- _DATA EXTRACT_
* * * * * * *
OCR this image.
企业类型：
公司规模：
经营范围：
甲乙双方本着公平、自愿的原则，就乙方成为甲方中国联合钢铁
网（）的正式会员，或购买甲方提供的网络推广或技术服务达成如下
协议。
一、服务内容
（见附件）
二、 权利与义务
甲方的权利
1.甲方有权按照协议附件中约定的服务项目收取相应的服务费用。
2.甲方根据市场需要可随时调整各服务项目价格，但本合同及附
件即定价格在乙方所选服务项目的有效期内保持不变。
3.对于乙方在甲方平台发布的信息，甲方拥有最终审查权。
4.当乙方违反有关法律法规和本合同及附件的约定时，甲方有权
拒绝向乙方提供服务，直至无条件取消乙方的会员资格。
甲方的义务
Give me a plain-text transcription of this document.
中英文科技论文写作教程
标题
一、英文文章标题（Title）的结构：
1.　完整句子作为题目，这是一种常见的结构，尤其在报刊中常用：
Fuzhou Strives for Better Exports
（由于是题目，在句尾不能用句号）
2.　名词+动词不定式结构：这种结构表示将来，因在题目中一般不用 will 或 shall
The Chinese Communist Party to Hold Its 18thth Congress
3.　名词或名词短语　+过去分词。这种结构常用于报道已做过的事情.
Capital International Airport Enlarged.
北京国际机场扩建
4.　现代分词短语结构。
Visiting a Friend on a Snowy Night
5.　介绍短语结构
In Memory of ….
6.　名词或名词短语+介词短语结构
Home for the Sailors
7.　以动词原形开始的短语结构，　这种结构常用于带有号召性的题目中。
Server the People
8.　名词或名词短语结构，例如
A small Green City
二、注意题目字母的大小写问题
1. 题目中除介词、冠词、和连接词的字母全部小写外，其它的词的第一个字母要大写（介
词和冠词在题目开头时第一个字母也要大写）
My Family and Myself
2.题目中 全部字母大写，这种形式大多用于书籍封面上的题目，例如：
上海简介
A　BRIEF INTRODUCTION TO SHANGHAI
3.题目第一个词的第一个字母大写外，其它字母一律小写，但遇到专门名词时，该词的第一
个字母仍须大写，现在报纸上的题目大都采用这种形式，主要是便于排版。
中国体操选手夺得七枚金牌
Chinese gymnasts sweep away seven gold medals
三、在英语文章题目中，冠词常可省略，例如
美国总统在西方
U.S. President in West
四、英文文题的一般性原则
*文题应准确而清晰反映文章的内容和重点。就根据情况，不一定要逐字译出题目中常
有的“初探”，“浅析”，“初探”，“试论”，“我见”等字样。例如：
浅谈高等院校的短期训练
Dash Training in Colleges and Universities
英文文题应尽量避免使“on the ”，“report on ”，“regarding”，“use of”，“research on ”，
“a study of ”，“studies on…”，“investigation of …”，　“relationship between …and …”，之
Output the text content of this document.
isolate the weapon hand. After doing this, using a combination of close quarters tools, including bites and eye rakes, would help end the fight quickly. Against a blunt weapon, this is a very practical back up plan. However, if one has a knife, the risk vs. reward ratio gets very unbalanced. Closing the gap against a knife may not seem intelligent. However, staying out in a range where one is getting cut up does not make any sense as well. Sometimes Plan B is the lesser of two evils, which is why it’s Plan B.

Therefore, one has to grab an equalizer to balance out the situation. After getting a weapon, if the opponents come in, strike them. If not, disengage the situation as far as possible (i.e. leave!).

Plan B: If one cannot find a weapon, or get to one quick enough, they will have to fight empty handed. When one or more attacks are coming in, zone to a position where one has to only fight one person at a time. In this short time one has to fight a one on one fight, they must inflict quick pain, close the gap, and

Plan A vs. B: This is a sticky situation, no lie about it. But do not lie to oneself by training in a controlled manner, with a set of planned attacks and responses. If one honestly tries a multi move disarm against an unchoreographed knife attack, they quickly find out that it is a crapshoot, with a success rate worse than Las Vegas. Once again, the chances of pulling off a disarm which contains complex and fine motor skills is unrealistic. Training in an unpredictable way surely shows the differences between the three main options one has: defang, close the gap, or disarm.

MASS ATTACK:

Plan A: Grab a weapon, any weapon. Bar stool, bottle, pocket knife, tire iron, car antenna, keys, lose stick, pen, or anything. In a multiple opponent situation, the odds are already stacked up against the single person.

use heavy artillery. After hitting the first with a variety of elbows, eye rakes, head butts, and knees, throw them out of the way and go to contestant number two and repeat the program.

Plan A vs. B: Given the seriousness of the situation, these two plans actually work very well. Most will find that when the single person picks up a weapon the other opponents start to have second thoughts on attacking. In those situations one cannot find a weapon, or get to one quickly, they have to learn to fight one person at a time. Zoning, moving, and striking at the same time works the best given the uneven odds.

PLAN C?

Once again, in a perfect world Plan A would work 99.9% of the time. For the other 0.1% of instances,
* * * * * * *
- _WHAT YOU HAVE TO DO_
Determine the number of lines in the listing that contain the string "Chinese". Write that number and nothing else.

- _OUTPUT OF THE EXERCISE_
2